[Entries from a dataset]

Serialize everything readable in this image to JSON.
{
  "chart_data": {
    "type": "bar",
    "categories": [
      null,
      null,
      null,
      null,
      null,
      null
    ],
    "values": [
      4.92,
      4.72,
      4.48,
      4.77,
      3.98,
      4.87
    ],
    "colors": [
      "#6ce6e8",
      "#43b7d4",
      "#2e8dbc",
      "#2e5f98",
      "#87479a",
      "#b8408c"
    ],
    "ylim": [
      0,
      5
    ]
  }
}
==
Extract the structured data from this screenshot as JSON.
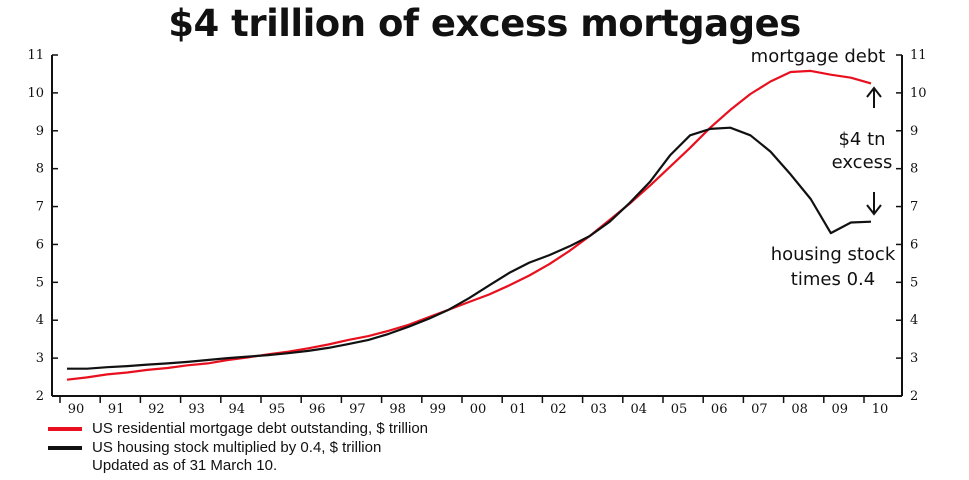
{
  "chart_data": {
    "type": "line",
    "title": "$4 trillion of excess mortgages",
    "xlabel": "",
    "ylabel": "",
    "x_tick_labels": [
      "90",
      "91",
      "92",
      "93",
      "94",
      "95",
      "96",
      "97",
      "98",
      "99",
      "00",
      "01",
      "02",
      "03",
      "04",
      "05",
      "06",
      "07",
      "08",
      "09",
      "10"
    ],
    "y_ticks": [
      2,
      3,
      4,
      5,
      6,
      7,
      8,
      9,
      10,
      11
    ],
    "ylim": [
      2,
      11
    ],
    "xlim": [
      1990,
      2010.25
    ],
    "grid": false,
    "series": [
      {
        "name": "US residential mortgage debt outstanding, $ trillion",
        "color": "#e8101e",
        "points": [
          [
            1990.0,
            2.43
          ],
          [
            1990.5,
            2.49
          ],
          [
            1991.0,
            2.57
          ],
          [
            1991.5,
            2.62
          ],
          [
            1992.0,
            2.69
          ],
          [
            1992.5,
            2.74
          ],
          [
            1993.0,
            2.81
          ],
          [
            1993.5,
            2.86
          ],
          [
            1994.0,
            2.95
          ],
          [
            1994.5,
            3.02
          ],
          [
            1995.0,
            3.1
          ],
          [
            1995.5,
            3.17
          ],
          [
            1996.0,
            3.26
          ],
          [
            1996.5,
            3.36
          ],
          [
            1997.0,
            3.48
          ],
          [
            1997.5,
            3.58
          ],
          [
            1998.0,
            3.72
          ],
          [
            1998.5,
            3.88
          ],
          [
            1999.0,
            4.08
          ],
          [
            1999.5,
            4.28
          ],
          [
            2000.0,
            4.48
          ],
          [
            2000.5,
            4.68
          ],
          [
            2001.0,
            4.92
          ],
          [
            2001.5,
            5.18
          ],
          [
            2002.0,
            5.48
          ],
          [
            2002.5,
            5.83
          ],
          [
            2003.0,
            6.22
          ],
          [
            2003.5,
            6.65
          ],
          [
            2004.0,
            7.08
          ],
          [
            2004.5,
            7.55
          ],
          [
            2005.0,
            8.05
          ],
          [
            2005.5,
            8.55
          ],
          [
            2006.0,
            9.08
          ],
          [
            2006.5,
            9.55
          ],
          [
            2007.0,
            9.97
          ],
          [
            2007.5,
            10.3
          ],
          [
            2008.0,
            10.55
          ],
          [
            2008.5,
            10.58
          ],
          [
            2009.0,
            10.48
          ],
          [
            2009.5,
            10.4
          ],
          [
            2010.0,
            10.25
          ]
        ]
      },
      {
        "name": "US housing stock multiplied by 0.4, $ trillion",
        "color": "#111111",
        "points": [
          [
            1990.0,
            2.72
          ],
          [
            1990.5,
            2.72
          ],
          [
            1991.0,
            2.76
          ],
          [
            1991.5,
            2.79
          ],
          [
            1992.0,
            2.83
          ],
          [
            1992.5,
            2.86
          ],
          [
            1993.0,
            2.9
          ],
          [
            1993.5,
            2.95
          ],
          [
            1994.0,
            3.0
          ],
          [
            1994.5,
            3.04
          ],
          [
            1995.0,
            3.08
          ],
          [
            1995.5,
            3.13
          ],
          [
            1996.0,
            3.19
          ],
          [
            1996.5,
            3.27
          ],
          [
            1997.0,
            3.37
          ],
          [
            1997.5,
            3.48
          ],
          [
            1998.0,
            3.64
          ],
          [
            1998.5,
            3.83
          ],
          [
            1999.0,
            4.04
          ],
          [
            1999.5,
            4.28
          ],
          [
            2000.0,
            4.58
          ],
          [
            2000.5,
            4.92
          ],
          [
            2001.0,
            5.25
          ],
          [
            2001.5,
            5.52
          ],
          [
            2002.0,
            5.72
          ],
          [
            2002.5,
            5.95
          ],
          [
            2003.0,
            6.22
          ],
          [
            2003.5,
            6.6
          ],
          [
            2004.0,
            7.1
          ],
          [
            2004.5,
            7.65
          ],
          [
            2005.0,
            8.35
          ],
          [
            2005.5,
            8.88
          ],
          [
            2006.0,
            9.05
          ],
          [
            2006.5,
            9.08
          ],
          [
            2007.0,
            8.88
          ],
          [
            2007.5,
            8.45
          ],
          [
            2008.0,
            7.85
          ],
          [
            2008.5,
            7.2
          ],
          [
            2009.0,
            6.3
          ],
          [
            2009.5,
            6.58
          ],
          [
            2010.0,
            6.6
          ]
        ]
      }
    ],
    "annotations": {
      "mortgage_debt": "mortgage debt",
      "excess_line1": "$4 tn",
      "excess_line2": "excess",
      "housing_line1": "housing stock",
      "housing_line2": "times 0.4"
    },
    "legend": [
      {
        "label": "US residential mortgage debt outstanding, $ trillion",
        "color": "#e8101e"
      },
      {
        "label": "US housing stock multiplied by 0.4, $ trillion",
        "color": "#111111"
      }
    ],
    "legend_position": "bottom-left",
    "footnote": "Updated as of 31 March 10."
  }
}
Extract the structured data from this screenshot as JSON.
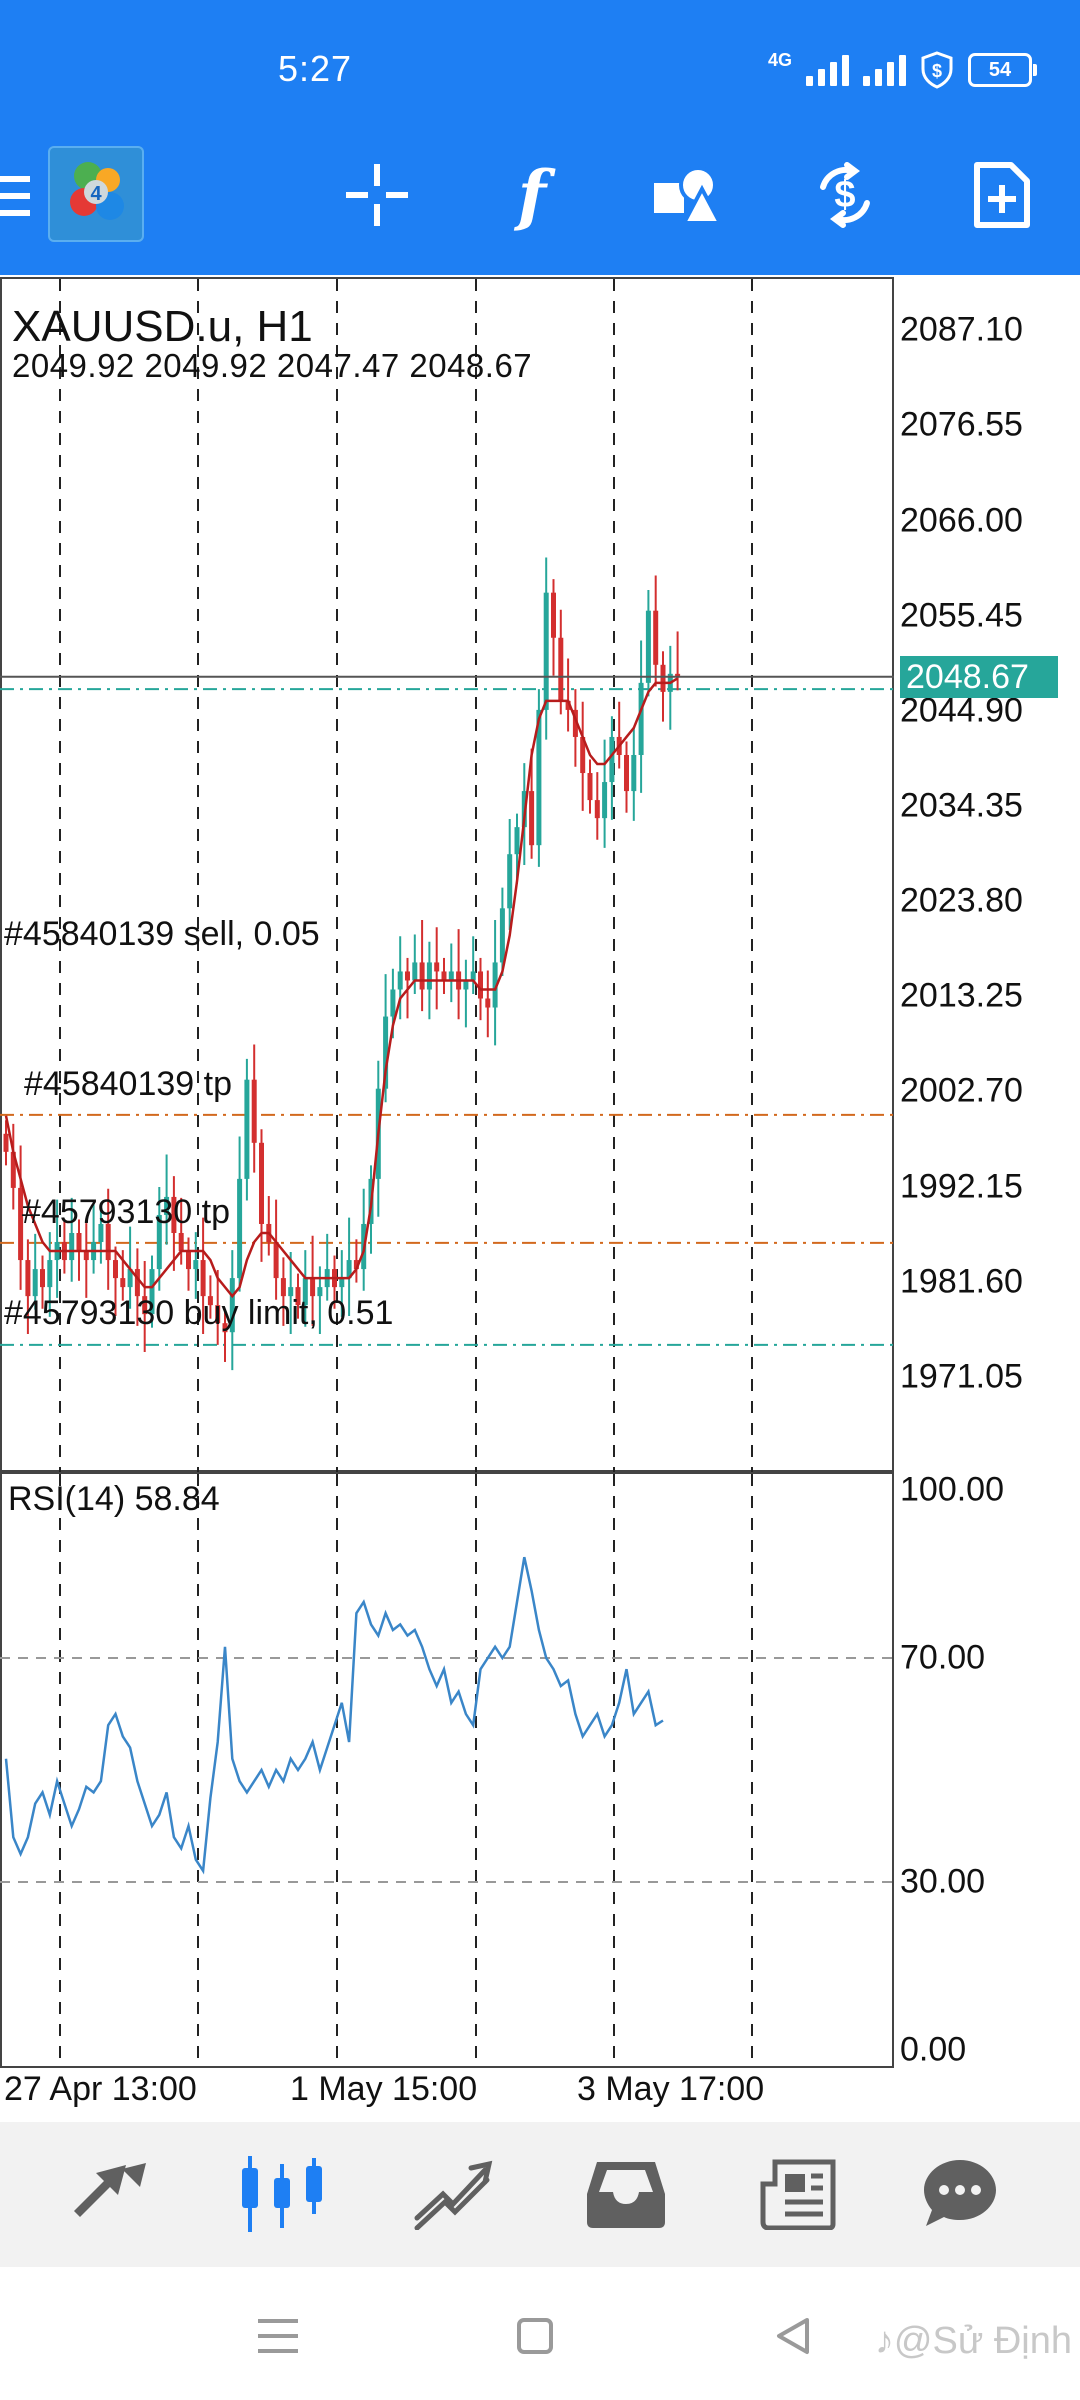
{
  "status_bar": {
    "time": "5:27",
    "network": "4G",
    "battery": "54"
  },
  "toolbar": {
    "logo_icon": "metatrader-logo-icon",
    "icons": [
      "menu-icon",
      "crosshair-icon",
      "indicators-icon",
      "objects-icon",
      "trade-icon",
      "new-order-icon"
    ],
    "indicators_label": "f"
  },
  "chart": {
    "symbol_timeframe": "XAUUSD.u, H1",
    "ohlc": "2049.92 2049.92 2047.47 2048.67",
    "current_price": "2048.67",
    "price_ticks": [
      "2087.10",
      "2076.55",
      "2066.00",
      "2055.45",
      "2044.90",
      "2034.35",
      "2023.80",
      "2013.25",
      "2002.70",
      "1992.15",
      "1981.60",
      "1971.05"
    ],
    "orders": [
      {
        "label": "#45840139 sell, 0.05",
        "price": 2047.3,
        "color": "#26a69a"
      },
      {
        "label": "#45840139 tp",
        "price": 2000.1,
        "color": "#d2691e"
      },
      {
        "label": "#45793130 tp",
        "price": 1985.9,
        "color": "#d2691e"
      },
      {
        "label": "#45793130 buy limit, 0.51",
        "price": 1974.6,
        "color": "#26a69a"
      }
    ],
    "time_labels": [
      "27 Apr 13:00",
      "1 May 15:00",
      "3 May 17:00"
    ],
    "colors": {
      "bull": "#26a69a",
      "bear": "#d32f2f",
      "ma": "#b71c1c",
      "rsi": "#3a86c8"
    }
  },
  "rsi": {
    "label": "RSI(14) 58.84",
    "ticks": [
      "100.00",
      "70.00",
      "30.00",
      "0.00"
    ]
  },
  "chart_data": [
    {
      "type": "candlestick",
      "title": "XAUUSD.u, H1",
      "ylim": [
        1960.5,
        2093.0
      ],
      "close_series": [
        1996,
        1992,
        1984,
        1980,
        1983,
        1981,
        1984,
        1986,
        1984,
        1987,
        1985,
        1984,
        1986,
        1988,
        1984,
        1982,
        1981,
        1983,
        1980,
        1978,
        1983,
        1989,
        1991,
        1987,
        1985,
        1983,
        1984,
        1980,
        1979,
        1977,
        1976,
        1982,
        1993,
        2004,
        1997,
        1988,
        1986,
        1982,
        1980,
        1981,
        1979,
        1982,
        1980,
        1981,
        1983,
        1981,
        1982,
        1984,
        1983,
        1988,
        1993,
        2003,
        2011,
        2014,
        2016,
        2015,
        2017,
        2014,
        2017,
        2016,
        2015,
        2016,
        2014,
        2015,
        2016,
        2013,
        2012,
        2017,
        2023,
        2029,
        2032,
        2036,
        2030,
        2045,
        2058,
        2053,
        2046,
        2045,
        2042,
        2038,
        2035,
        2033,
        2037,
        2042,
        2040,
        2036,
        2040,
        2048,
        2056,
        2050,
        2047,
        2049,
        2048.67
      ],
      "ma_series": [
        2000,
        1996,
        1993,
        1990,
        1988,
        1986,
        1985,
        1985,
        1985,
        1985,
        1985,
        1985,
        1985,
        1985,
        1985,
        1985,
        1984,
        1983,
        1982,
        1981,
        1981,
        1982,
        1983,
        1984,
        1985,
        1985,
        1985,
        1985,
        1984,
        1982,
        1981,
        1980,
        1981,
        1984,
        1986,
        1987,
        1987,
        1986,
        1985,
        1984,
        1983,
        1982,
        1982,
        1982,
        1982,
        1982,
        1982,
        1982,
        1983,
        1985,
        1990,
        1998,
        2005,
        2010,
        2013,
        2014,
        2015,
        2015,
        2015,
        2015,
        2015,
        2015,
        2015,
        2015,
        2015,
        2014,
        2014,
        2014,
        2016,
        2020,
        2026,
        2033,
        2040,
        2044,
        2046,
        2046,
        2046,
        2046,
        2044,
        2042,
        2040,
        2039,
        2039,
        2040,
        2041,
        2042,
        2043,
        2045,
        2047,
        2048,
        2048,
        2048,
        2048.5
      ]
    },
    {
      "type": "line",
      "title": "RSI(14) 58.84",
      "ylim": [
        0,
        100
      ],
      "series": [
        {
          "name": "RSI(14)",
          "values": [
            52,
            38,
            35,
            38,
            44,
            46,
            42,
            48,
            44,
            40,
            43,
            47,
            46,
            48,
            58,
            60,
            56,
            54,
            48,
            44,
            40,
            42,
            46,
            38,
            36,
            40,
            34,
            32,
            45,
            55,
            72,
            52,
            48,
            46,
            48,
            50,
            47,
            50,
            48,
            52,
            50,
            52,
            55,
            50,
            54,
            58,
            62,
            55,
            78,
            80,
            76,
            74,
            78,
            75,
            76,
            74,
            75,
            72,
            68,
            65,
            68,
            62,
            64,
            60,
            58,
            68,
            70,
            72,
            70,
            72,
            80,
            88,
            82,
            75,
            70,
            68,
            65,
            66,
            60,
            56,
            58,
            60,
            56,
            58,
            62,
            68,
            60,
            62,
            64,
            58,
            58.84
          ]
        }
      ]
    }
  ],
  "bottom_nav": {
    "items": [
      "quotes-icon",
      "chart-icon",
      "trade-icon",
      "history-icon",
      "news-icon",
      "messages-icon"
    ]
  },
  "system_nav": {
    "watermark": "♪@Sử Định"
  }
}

- [What is being asked] Go through the records above, find every line with the word "debt", and list those lines.

- [Solution for this task]
        "name": "US residential mortgage debt outstanding, $ trillion",
      "mortgage_debt": "mortgage debt",
        "label": "US residential mortgage debt outstanding, $ trillion",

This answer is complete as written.